Make an exact copy of the listing below.

** begin Available data **

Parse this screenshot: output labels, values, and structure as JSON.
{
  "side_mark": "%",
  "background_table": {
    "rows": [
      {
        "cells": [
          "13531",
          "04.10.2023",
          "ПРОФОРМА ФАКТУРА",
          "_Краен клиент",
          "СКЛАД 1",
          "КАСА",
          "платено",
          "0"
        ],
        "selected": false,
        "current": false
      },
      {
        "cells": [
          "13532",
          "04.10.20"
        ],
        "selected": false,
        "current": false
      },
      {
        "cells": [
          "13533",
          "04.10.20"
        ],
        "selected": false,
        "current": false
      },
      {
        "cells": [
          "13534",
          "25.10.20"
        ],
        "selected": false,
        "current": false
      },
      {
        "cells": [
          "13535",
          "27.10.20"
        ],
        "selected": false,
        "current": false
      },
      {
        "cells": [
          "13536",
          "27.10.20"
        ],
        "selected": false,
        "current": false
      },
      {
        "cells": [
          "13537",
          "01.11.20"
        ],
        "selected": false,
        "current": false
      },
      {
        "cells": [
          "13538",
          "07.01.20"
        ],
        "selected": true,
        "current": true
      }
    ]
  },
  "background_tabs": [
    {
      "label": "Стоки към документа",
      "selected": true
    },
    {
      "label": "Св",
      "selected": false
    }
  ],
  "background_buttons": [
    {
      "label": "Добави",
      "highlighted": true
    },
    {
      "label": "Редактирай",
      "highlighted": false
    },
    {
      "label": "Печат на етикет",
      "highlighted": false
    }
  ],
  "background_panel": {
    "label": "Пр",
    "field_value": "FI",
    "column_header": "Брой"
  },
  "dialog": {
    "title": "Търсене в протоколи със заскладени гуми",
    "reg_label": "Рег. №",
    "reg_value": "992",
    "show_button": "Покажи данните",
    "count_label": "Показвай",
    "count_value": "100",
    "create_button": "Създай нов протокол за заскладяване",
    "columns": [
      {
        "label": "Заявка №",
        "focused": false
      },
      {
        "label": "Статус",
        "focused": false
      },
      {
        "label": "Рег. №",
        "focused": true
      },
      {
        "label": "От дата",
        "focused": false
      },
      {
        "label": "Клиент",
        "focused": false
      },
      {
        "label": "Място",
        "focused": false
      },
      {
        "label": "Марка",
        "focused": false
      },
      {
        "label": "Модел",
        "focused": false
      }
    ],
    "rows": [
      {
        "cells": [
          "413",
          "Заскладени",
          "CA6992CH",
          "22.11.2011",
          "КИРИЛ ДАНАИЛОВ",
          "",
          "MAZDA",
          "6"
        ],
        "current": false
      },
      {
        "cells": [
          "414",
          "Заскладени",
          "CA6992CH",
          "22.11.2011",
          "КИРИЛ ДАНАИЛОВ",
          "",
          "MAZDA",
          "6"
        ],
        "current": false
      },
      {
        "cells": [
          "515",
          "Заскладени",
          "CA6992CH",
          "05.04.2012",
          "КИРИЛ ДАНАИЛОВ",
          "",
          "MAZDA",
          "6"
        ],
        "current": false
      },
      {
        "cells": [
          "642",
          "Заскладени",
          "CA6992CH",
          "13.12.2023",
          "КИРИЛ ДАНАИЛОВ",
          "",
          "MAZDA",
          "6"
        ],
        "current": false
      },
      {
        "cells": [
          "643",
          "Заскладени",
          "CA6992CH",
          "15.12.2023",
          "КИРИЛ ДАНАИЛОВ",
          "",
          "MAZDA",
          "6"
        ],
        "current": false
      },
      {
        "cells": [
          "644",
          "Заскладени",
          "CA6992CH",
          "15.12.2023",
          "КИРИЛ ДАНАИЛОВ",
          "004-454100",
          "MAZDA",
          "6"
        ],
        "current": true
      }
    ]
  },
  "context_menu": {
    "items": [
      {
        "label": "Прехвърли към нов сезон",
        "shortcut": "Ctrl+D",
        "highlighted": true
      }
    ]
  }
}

** end Available data **

*Expected answer*:
Parse this screenshot: output labels, values, and structure as JSON.
{
  "side_mark": "%",
  "background_table": {
    "rows": [
      {
        "cells": [
          "13531",
          "04.10.2023",
          "ПРОФОРМА ФАКТУРА",
          "_Краен клиент",
          "СКЛАД 1",
          "КАСА",
          "платено",
          "0"
        ],
        "selected": false,
        "current": false
      },
      {
        "cells": [
          "13532",
          "04.10.20"
        ],
        "selected": false,
        "current": false
      },
      {
        "cells": [
          "13533",
          "04.10.20"
        ],
        "selected": false,
        "current": false
      },
      {
        "cells": [
          "13534",
          "25.10.20"
        ],
        "selected": false,
        "current": false
      },
      {
        "cells": [
          "13535",
          "27.10.20"
        ],
        "selected": false,
        "current": false
      },
      {
        "cells": [
          "13536",
          "27.10.20"
        ],
        "selected": false,
        "current": false
      },
      {
        "cells": [
          "13537",
          "01.11.20"
        ],
        "selected": false,
        "current": false
      },
      {
        "cells": [
          "13538",
          "07.01.20"
        ],
        "selected": true,
        "current": true
      }
    ]
  },
  "background_tabs": [
    {
      "label": "Стоки към документа",
      "selected": true
    },
    {
      "label": "Св",
      "selected": false
    }
  ],
  "background_buttons": [
    {
      "label": "Добави",
      "highlighted": true
    },
    {
      "label": "Редактирай",
      "highlighted": false
    },
    {
      "label": "Печат на етикет",
      "highlighted": false
    }
  ],
  "background_panel": {
    "label": "Пр",
    "field_value": "FI",
    "column_header": "Брой"
  },
  "dialog": {
    "title": "Търсене в протоколи със заскладени гуми",
    "reg_label": "Рег. №",
    "reg_value": "992",
    "show_button": "Покажи данните",
    "count_label": "Показвай",
    "count_value": "100",
    "create_button": "Създай нов протокол за заскладяване",
    "columns": [
      {
        "label": "Заявка №",
        "focused": false
      },
      {
        "label": "Статус",
        "focused": false
      },
      {
        "label": "Рег. №",
        "focused": true
      },
      {
        "label": "От дата",
        "focused": false
      },
      {
        "label": "Клиент",
        "focused": false
      },
      {
        "label": "Място",
        "focused": false
      },
      {
        "label": "Марка",
        "focused": false
      },
      {
        "label": "Модел",
        "focused": false
      }
    ],
    "rows": [
      {
        "cells": [
          "413",
          "Заскладени",
          "CA6992CH",
          "22.11.2011",
          "КИРИЛ ДАНАИЛОВ",
          "",
          "MAZDA",
          "6"
        ],
        "current": false
      },
      {
        "cells": [
          "414",
          "Заскладени",
          "CA6992CH",
          "22.11.2011",
          "КИРИЛ ДАНАИЛОВ",
          "",
          "MAZDA",
          "6"
        ],
        "current": false
      },
      {
        "cells": [
          "515",
          "Заскладени",
          "CA6992CH",
          "05.04.2012",
          "КИРИЛ ДАНАИЛОВ",
          "",
          "MAZDA",
          "6"
        ],
        "current": false
      },
      {
        "cells": [
          "642",
          "Заскладени",
          "CA6992CH",
          "13.12.2023",
          "КИРИЛ ДАНАИЛОВ",
          "",
          "MAZDA",
          "6"
        ],
        "current": false
      },
      {
        "cells": [
          "643",
          "Заскладени",
          "CA6992CH",
          "15.12.2023",
          "КИРИЛ ДАНАИЛОВ",
          "",
          "MAZDA",
          "6"
        ],
        "current": false
      },
      {
        "cells": [
          "644",
          "Заскладени",
          "CA6992CH",
          "15.12.2023",
          "КИРИЛ ДАНАИЛОВ",
          "004-454100",
          "MAZDA",
          "6"
        ],
        "current": true
      }
    ]
  },
  "context_menu": {
    "items": [
      {
        "label": "Прехвърли към нов сезон",
        "shortcut": "Ctrl+D",
        "highlighted": true
      }
    ]
  }
}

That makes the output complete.